- **TASK TO CARRY OUT**:
Everything in the listing except the pictures should be written out exactly.

- **SUPPLIED DATA**:
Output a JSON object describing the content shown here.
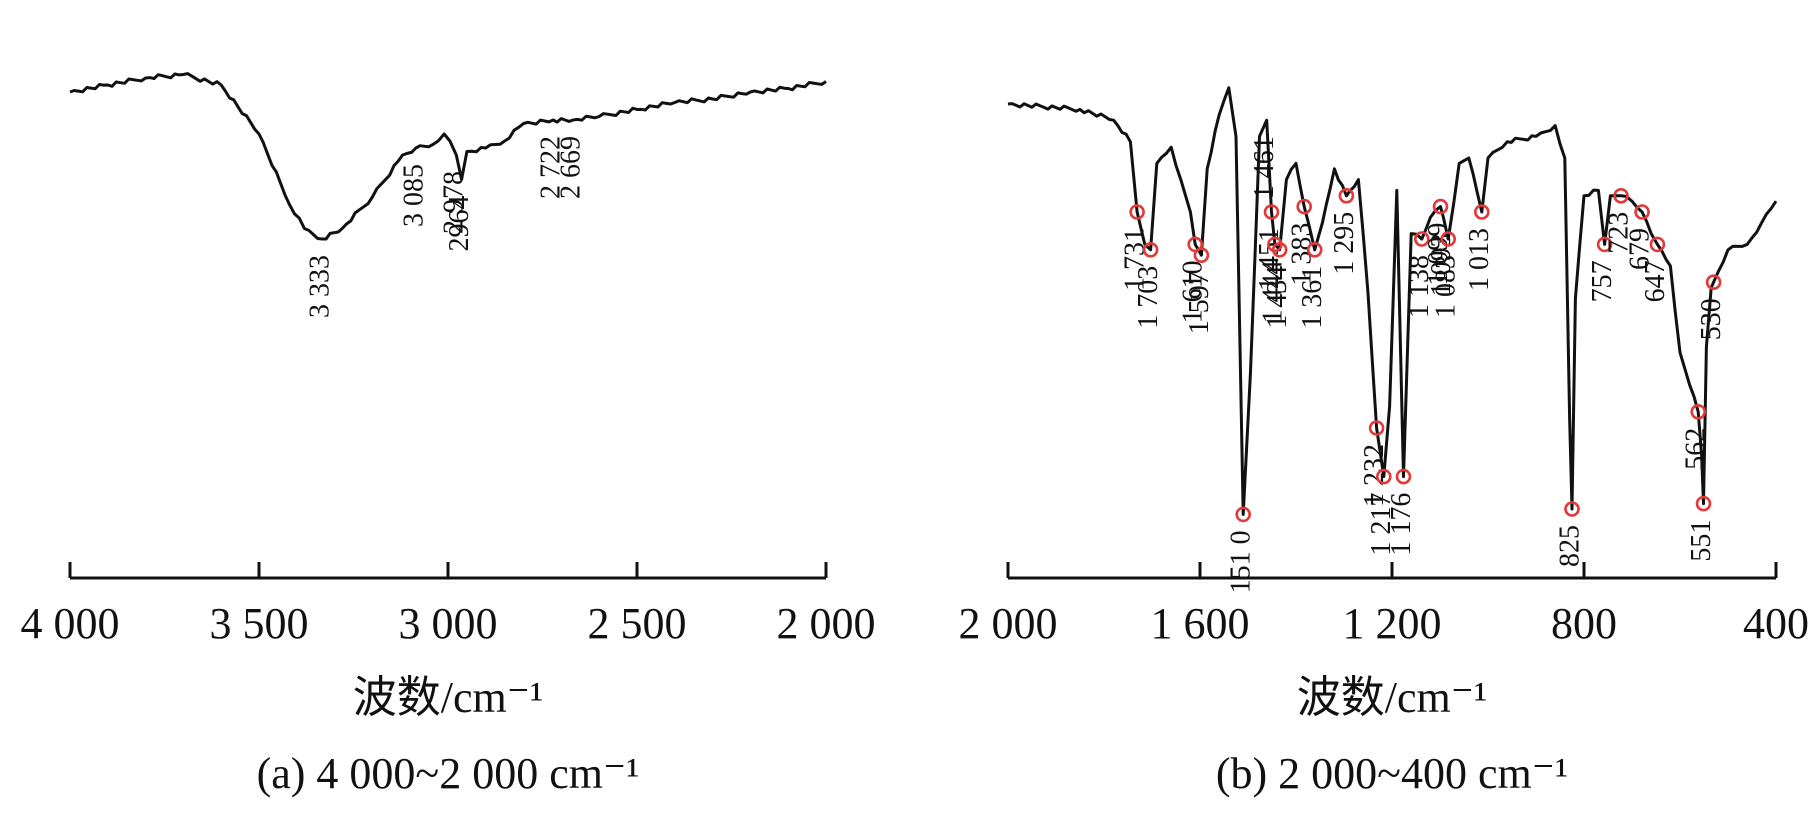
{
  "chart_data": [
    {
      "type": "line",
      "panel": "(a)",
      "caption": "(a) 4 000~2 000 cm⁻¹",
      "xlabel": "波数/cm⁻¹",
      "ylabel": "",
      "xlim": [
        4000,
        2000
      ],
      "x_reversed": true,
      "grid": false,
      "x_ticks": [
        4000,
        3500,
        3000,
        2500,
        2000
      ],
      "x_tick_labels": [
        "4 000",
        "3 500",
        "3 000",
        "2 500",
        "2 000"
      ],
      "ylim": [
        0,
        100
      ],
      "series": [
        {
          "points": [
            [
              4000,
              88
            ],
            [
              3900,
              90
            ],
            [
              3800,
              92
            ],
            [
              3700,
              93
            ],
            [
              3600,
              90
            ],
            [
              3500,
              76
            ],
            [
              3420,
              56
            ],
            [
              3380,
              49
            ],
            [
              3333,
              46
            ],
            [
              3280,
              49
            ],
            [
              3200,
              58
            ],
            [
              3120,
              70
            ],
            [
              3085,
              72
            ],
            [
              3040,
              73
            ],
            [
              3010,
              76
            ],
            [
              2995,
              74
            ],
            [
              2978,
              70
            ],
            [
              2964,
              63
            ],
            [
              2950,
              71
            ],
            [
              2900,
              72
            ],
            [
              2850,
              74
            ],
            [
              2800,
              79
            ],
            [
              2722,
              80
            ],
            [
              2669,
              80
            ],
            [
              2600,
              81
            ],
            [
              2500,
              83
            ],
            [
              2400,
              85
            ],
            [
              2300,
              86
            ],
            [
              2200,
              88
            ],
            [
              2100,
              89
            ],
            [
              2000,
              91
            ]
          ]
        }
      ],
      "peaks": [
        {
          "label": "3 333",
          "x": 3333,
          "marker": false
        },
        {
          "label": "3 085",
          "x": 3085,
          "marker": false
        },
        {
          "label": "2 978",
          "x": 2978,
          "marker": false
        },
        {
          "label": "2964",
          "x": 2964,
          "marker": false
        },
        {
          "label": "2 722",
          "x": 2722,
          "marker": false
        },
        {
          "label": "2 669",
          "x": 2669,
          "marker": false
        }
      ]
    },
    {
      "type": "line",
      "panel": "(b)",
      "caption": "(b) 2 000~400 cm⁻¹",
      "xlabel": "波数/cm⁻¹",
      "ylabel": "",
      "xlim": [
        2000,
        400
      ],
      "x_reversed": true,
      "grid": false,
      "x_ticks": [
        2000,
        1600,
        1200,
        800,
        400
      ],
      "x_tick_labels": [
        "2 000",
        "1 600",
        "1 200",
        "800",
        "400"
      ],
      "ylim": [
        0,
        100
      ],
      "marker_color": "#e03a3a",
      "series": [
        {
          "points": [
            [
              2000,
              90
            ],
            [
              1850,
              89
            ],
            [
              1780,
              87
            ],
            [
              1745,
              83
            ],
            [
              1731,
              70
            ],
            [
              1715,
              64
            ],
            [
              1703,
              63
            ],
            [
              1690,
              79
            ],
            [
              1660,
              82
            ],
            [
              1640,
              76
            ],
            [
              1620,
              70
            ],
            [
              1610,
              64
            ],
            [
              1597,
              62
            ],
            [
              1585,
              78
            ],
            [
              1560,
              88
            ],
            [
              1540,
              93
            ],
            [
              1525,
              84
            ],
            [
              1510,
              14
            ],
            [
              1495,
              40
            ],
            [
              1476,
              84
            ],
            [
              1461,
              87
            ],
            [
              1451,
              70
            ],
            [
              1444,
              64
            ],
            [
              1434,
              63
            ],
            [
              1420,
              76
            ],
            [
              1400,
              79
            ],
            [
              1383,
              71
            ],
            [
              1361,
              63
            ],
            [
              1345,
              68
            ],
            [
              1320,
              78
            ],
            [
              1295,
              73
            ],
            [
              1270,
              76
            ],
            [
              1250,
              55
            ],
            [
              1232,
              30
            ],
            [
              1217,
              21
            ],
            [
              1205,
              34
            ],
            [
              1190,
              74
            ],
            [
              1176,
              21
            ],
            [
              1160,
              66
            ],
            [
              1138,
              65
            ],
            [
              1120,
              69
            ],
            [
              1099,
              71
            ],
            [
              1093,
              69
            ],
            [
              1083,
              65
            ],
            [
              1060,
              79
            ],
            [
              1040,
              80
            ],
            [
              1013,
              70
            ],
            [
              1000,
              80
            ],
            [
              960,
              83
            ],
            [
              900,
              84
            ],
            [
              860,
              86
            ],
            [
              840,
              80
            ],
            [
              830,
              32
            ],
            [
              825,
              15
            ],
            [
              818,
              54
            ],
            [
              800,
              73
            ],
            [
              770,
              74
            ],
            [
              757,
              64
            ],
            [
              745,
              73
            ],
            [
              723,
              73
            ],
            [
              700,
              72
            ],
            [
              679,
              70
            ],
            [
              660,
              66
            ],
            [
              647,
              64
            ],
            [
              620,
              60
            ],
            [
              600,
              44
            ],
            [
              580,
              38
            ],
            [
              562,
              33
            ],
            [
              555,
              25
            ],
            [
              551,
              16
            ],
            [
              545,
              45
            ],
            [
              535,
              56
            ],
            [
              530,
              57
            ],
            [
              500,
              63
            ],
            [
              460,
              64
            ],
            [
              430,
              68
            ],
            [
              400,
              72
            ]
          ]
        }
      ],
      "peaks": [
        {
          "label": "1 731",
          "x": 1731,
          "marker": true
        },
        {
          "label": "1 703",
          "x": 1703,
          "marker": true
        },
        {
          "label": "1 610",
          "x": 1610,
          "marker": true
        },
        {
          "label": "1 597",
          "x": 1597,
          "marker": true
        },
        {
          "label": "151 0",
          "x": 1510,
          "marker": true
        },
        {
          "label": "1 461",
          "x": 1461,
          "marker": false
        },
        {
          "label": "1 451",
          "x": 1451,
          "marker": true
        },
        {
          "label": "1 444",
          "x": 1444,
          "marker": true
        },
        {
          "label": "1 434",
          "x": 1434,
          "marker": true
        },
        {
          "label": "1 383",
          "x": 1383,
          "marker": true
        },
        {
          "label": "1 361",
          "x": 1361,
          "marker": true
        },
        {
          "label": "1 295",
          "x": 1295,
          "marker": true
        },
        {
          "label": "1 232",
          "x": 1232,
          "marker": true
        },
        {
          "label": "1 217",
          "x": 1217,
          "marker": true
        },
        {
          "label": "1 176",
          "x": 1176,
          "marker": true
        },
        {
          "label": "1 138",
          "x": 1138,
          "marker": true
        },
        {
          "label": "1 099",
          "x": 1099,
          "marker": true
        },
        {
          "label": "1 093",
          "x": 1093,
          "marker": false
        },
        {
          "label": "1 083",
          "x": 1083,
          "marker": true
        },
        {
          "label": "1 013",
          "x": 1013,
          "marker": true
        },
        {
          "label": "825",
          "x": 825,
          "marker": true
        },
        {
          "label": "757",
          "x": 757,
          "marker": true
        },
        {
          "label": "723",
          "x": 723,
          "marker": true
        },
        {
          "label": "679",
          "x": 679,
          "marker": true
        },
        {
          "label": "647",
          "x": 647,
          "marker": true
        },
        {
          "label": "562",
          "x": 562,
          "marker": true
        },
        {
          "label": "551",
          "x": 551,
          "marker": true
        },
        {
          "label": "530",
          "x": 530,
          "marker": true
        }
      ]
    }
  ]
}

- **COMPLETED EXERCISE**:
Output a JSON object describing the content shown here.
{
  "chart_data": [
    {
      "type": "line",
      "panel": "(a)",
      "caption": "(a) 4 000~2 000 cm⁻¹",
      "xlabel": "波数/cm⁻¹",
      "ylabel": "",
      "xlim": [
        4000,
        2000
      ],
      "x_reversed": true,
      "grid": false,
      "x_ticks": [
        4000,
        3500,
        3000,
        2500,
        2000
      ],
      "x_tick_labels": [
        "4 000",
        "3 500",
        "3 000",
        "2 500",
        "2 000"
      ],
      "ylim": [
        0,
        100
      ],
      "series": [
        {
          "points": [
            [
              4000,
              88
            ],
            [
              3900,
              90
            ],
            [
              3800,
              92
            ],
            [
              3700,
              93
            ],
            [
              3600,
              90
            ],
            [
              3500,
              76
            ],
            [
              3420,
              56
            ],
            [
              3380,
              49
            ],
            [
              3333,
              46
            ],
            [
              3280,
              49
            ],
            [
              3200,
              58
            ],
            [
              3120,
              70
            ],
            [
              3085,
              72
            ],
            [
              3040,
              73
            ],
            [
              3010,
              76
            ],
            [
              2995,
              74
            ],
            [
              2978,
              70
            ],
            [
              2964,
              63
            ],
            [
              2950,
              71
            ],
            [
              2900,
              72
            ],
            [
              2850,
              74
            ],
            [
              2800,
              79
            ],
            [
              2722,
              80
            ],
            [
              2669,
              80
            ],
            [
              2600,
              81
            ],
            [
              2500,
              83
            ],
            [
              2400,
              85
            ],
            [
              2300,
              86
            ],
            [
              2200,
              88
            ],
            [
              2100,
              89
            ],
            [
              2000,
              91
            ]
          ]
        }
      ],
      "peaks": [
        {
          "label": "3 333",
          "x": 3333,
          "marker": false
        },
        {
          "label": "3 085",
          "x": 3085,
          "marker": false
        },
        {
          "label": "2 978",
          "x": 2978,
          "marker": false
        },
        {
          "label": "2964",
          "x": 2964,
          "marker": false
        },
        {
          "label": "2 722",
          "x": 2722,
          "marker": false
        },
        {
          "label": "2 669",
          "x": 2669,
          "marker": false
        }
      ]
    },
    {
      "type": "line",
      "panel": "(b)",
      "caption": "(b) 2 000~400 cm⁻¹",
      "xlabel": "波数/cm⁻¹",
      "ylabel": "",
      "xlim": [
        2000,
        400
      ],
      "x_reversed": true,
      "grid": false,
      "x_ticks": [
        2000,
        1600,
        1200,
        800,
        400
      ],
      "x_tick_labels": [
        "2 000",
        "1 600",
        "1 200",
        "800",
        "400"
      ],
      "ylim": [
        0,
        100
      ],
      "marker_color": "#e03a3a",
      "series": [
        {
          "points": [
            [
              2000,
              90
            ],
            [
              1850,
              89
            ],
            [
              1780,
              87
            ],
            [
              1745,
              83
            ],
            [
              1731,
              70
            ],
            [
              1715,
              64
            ],
            [
              1703,
              63
            ],
            [
              1690,
              79
            ],
            [
              1660,
              82
            ],
            [
              1640,
              76
            ],
            [
              1620,
              70
            ],
            [
              1610,
              64
            ],
            [
              1597,
              62
            ],
            [
              1585,
              78
            ],
            [
              1560,
              88
            ],
            [
              1540,
              93
            ],
            [
              1525,
              84
            ],
            [
              1510,
              14
            ],
            [
              1495,
              40
            ],
            [
              1476,
              84
            ],
            [
              1461,
              87
            ],
            [
              1451,
              70
            ],
            [
              1444,
              64
            ],
            [
              1434,
              63
            ],
            [
              1420,
              76
            ],
            [
              1400,
              79
            ],
            [
              1383,
              71
            ],
            [
              1361,
              63
            ],
            [
              1345,
              68
            ],
            [
              1320,
              78
            ],
            [
              1295,
              73
            ],
            [
              1270,
              76
            ],
            [
              1250,
              55
            ],
            [
              1232,
              30
            ],
            [
              1217,
              21
            ],
            [
              1205,
              34
            ],
            [
              1190,
              74
            ],
            [
              1176,
              21
            ],
            [
              1160,
              66
            ],
            [
              1138,
              65
            ],
            [
              1120,
              69
            ],
            [
              1099,
              71
            ],
            [
              1093,
              69
            ],
            [
              1083,
              65
            ],
            [
              1060,
              79
            ],
            [
              1040,
              80
            ],
            [
              1013,
              70
            ],
            [
              1000,
              80
            ],
            [
              960,
              83
            ],
            [
              900,
              84
            ],
            [
              860,
              86
            ],
            [
              840,
              80
            ],
            [
              830,
              32
            ],
            [
              825,
              15
            ],
            [
              818,
              54
            ],
            [
              800,
              73
            ],
            [
              770,
              74
            ],
            [
              757,
              64
            ],
            [
              745,
              73
            ],
            [
              723,
              73
            ],
            [
              700,
              72
            ],
            [
              679,
              70
            ],
            [
              660,
              66
            ],
            [
              647,
              64
            ],
            [
              620,
              60
            ],
            [
              600,
              44
            ],
            [
              580,
              38
            ],
            [
              562,
              33
            ],
            [
              555,
              25
            ],
            [
              551,
              16
            ],
            [
              545,
              45
            ],
            [
              535,
              56
            ],
            [
              530,
              57
            ],
            [
              500,
              63
            ],
            [
              460,
              64
            ],
            [
              430,
              68
            ],
            [
              400,
              72
            ]
          ]
        }
      ],
      "peaks": [
        {
          "label": "1 731",
          "x": 1731,
          "marker": true
        },
        {
          "label": "1 703",
          "x": 1703,
          "marker": true
        },
        {
          "label": "1 610",
          "x": 1610,
          "marker": true
        },
        {
          "label": "1 597",
          "x": 1597,
          "marker": true
        },
        {
          "label": "151 0",
          "x": 1510,
          "marker": true
        },
        {
          "label": "1 461",
          "x": 1461,
          "marker": false
        },
        {
          "label": "1 451",
          "x": 1451,
          "marker": true
        },
        {
          "label": "1 444",
          "x": 1444,
          "marker": true
        },
        {
          "label": "1 434",
          "x": 1434,
          "marker": true
        },
        {
          "label": "1 383",
          "x": 1383,
          "marker": true
        },
        {
          "label": "1 361",
          "x": 1361,
          "marker": true
        },
        {
          "label": "1 295",
          "x": 1295,
          "marker": true
        },
        {
          "label": "1 232",
          "x": 1232,
          "marker": true
        },
        {
          "label": "1 217",
          "x": 1217,
          "marker": true
        },
        {
          "label": "1 176",
          "x": 1176,
          "marker": true
        },
        {
          "label": "1 138",
          "x": 1138,
          "marker": true
        },
        {
          "label": "1 099",
          "x": 1099,
          "marker": true
        },
        {
          "label": "1 093",
          "x": 1093,
          "marker": false
        },
        {
          "label": "1 083",
          "x": 1083,
          "marker": true
        },
        {
          "label": "1 013",
          "x": 1013,
          "marker": true
        },
        {
          "label": "825",
          "x": 825,
          "marker": true
        },
        {
          "label": "757",
          "x": 757,
          "marker": true
        },
        {
          "label": "723",
          "x": 723,
          "marker": true
        },
        {
          "label": "679",
          "x": 679,
          "marker": true
        },
        {
          "label": "647",
          "x": 647,
          "marker": true
        },
        {
          "label": "562",
          "x": 562,
          "marker": true
        },
        {
          "label": "551",
          "x": 551,
          "marker": true
        },
        {
          "label": "530",
          "x": 530,
          "marker": true
        }
      ]
    }
  ]
}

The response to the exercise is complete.